[start of STORED ROWS]

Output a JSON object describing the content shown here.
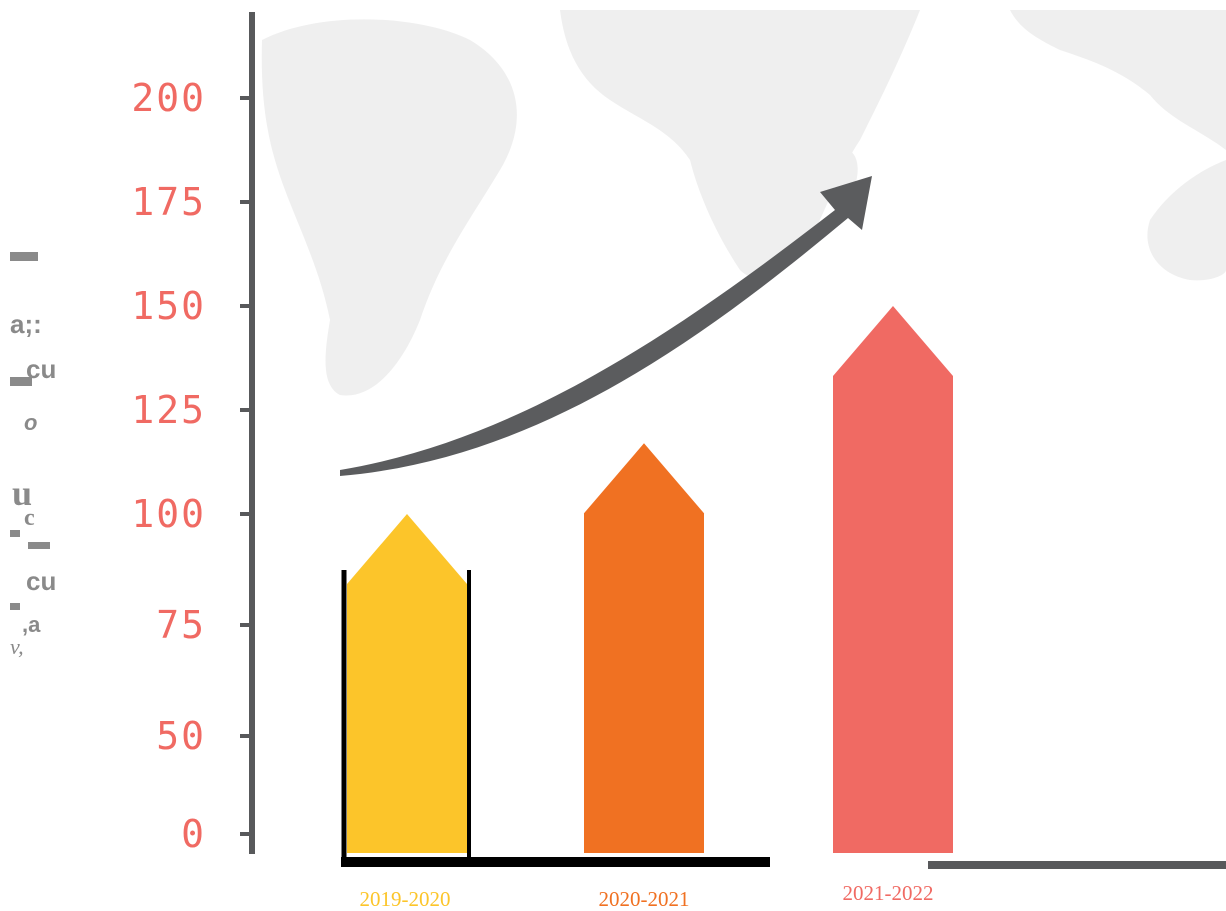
{
  "chart_data": {
    "type": "bar",
    "title": "",
    "xlabel": "",
    "ylabel": "",
    "categories": [
      "2019-2020",
      "2020-2021",
      "2021-2022"
    ],
    "values": [
      100,
      117,
      150
    ],
    "ylim": [
      0,
      200
    ],
    "yticks": [
      0,
      50,
      75,
      100,
      125,
      150,
      175,
      200
    ],
    "grid": false,
    "legend": "none",
    "trend_arrow": true
  },
  "colors": {
    "bars": [
      "#fcc52a",
      "#f07122",
      "#f06a63"
    ],
    "tick_labels": "#f06a63",
    "axis": "#58595b",
    "arrow": "#5b5c5e",
    "map": "#efefef"
  }
}
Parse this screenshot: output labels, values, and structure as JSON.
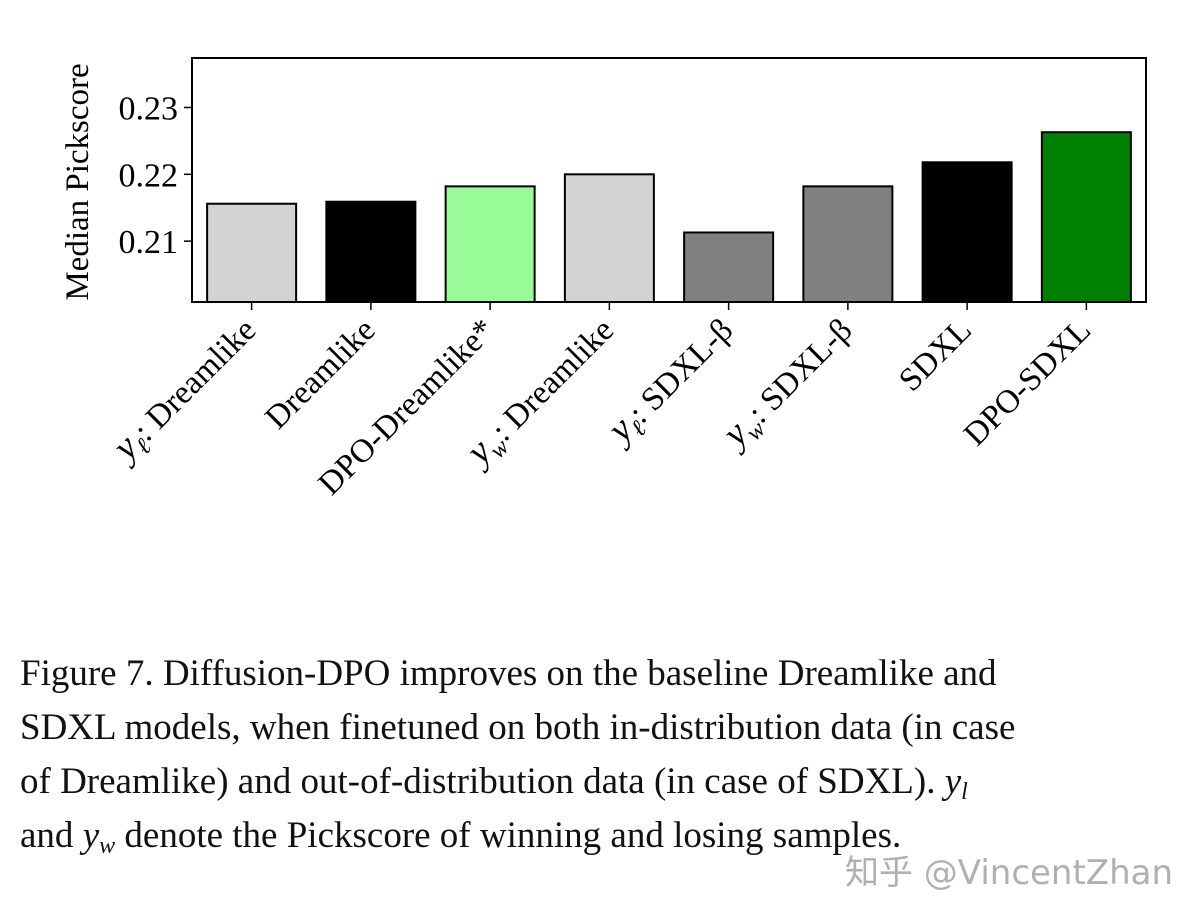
{
  "chart_data": {
    "type": "bar",
    "ylabel": "Median Pickscore",
    "xlabel": "",
    "ylim": [
      0.2009,
      0.2374
    ],
    "yticks": [
      0.21,
      0.22,
      0.23
    ],
    "ytick_labels": [
      "0.21",
      "0.22",
      "0.23"
    ],
    "grid": false,
    "categories": [
      {
        "math": "y",
        "sub": "ℓ",
        "text": ": Dreamlike"
      },
      {
        "math": "",
        "sub": "",
        "text": "Dreamlike"
      },
      {
        "math": "",
        "sub": "",
        "text": "DPO-Dreamlike*"
      },
      {
        "math": "y",
        "sub": "w",
        "text": ": Dreamlike"
      },
      {
        "math": "y",
        "sub": "ℓ",
        "text": ": SDXL-β"
      },
      {
        "math": "y",
        "sub": "w",
        "text": ": SDXL-β"
      },
      {
        "math": "",
        "sub": "",
        "text": "SDXL"
      },
      {
        "math": "",
        "sub": "",
        "text": "DPO-SDXL"
      }
    ],
    "values": [
      0.2156,
      0.2159,
      0.2182,
      0.22,
      0.2113,
      0.2182,
      0.2218,
      0.2263
    ],
    "colors": [
      "#d3d3d3",
      "#000000",
      "#98fb98",
      "#d3d3d3",
      "#808080",
      "#808080",
      "#000000",
      "#008000"
    ]
  },
  "caption": {
    "line1": "Figure 7. Diffusion-DPO improves on the baseline Dreamlike and",
    "line2": "SDXL models, when finetuned on both in-distribution data (in case",
    "line3_text": "of Dreamlike) and out-of-distribution data (in case of SDXL).",
    "line3_math": "y",
    "line3_sub": "l",
    "line4_pre": "and",
    "line4_math": "y",
    "line4_sub": "w",
    "line4_text": "denote the Pickscore of winning and losing samples."
  },
  "watermark": "知乎 @VincentZhan"
}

[end of STORED ROWS]

WHAT YOU NEED TO DO
Quote the data above in full, leaving out the pictures it holds.

WRITTEN SOLUTION
Output a JSON object describing the content shown here.
{
  "chart_data": {
    "type": "bar",
    "title": "",
    "xlabel": "",
    "ylabel": "",
    "categories": [
      "2019-2020",
      "2020-2021",
      "2021-2022"
    ],
    "values": [
      100,
      117,
      150
    ],
    "ylim": [
      0,
      200
    ],
    "yticks": [
      0,
      50,
      75,
      100,
      125,
      150,
      175,
      200
    ],
    "grid": false,
    "legend": "none",
    "trend_arrow": true
  },
  "colors": {
    "bars": [
      "#fcc52a",
      "#f07122",
      "#f06a63"
    ],
    "tick_labels": "#f06a63",
    "axis": "#58595b",
    "arrow": "#5b5c5e",
    "map": "#efefef"
  }
}
Parse this screenshot: output labels, values, and structure as JSON.
{
  "chart_data": {
    "type": "bar",
    "ylabel": "Median Pickscore",
    "xlabel": "",
    "ylim": [
      0.2009,
      0.2374
    ],
    "yticks": [
      0.21,
      0.22,
      0.23
    ],
    "ytick_labels": [
      "0.21",
      "0.22",
      "0.23"
    ],
    "grid": false,
    "categories": [
      {
        "math": "y",
        "sub": "ℓ",
        "text": ": Dreamlike"
      },
      {
        "math": "",
        "sub": "",
        "text": "Dreamlike"
      },
      {
        "math": "",
        "sub": "",
        "text": "DPO-Dreamlike*"
      },
      {
        "math": "y",
        "sub": "w",
        "text": ": Dreamlike"
      },
      {
        "math": "y",
        "sub": "ℓ",
        "text": ": SDXL-β"
      },
      {
        "math": "y",
        "sub": "w",
        "text": ": SDXL-β"
      },
      {
        "math": "",
        "sub": "",
        "text": "SDXL"
      },
      {
        "math": "",
        "sub": "",
        "text": "DPO-SDXL"
      }
    ],
    "values": [
      0.2156,
      0.2159,
      0.2182,
      0.22,
      0.2113,
      0.2182,
      0.2218,
      0.2263
    ],
    "colors": [
      "#d3d3d3",
      "#000000",
      "#98fb98",
      "#d3d3d3",
      "#808080",
      "#808080",
      "#000000",
      "#008000"
    ]
  },
  "caption": {
    "line1": "Figure 7. Diffusion-DPO improves on the baseline Dreamlike and",
    "line2": "SDXL models, when finetuned on both in-distribution data (in case",
    "line3_text": "of Dreamlike) and out-of-distribution data (in case of SDXL).",
    "line3_math": "y",
    "line3_sub": "l",
    "line4_pre": "and",
    "line4_math": "y",
    "line4_sub": "w",
    "line4_text": "denote the Pickscore of winning and losing samples."
  },
  "watermark": "知乎 @VincentZhan"
}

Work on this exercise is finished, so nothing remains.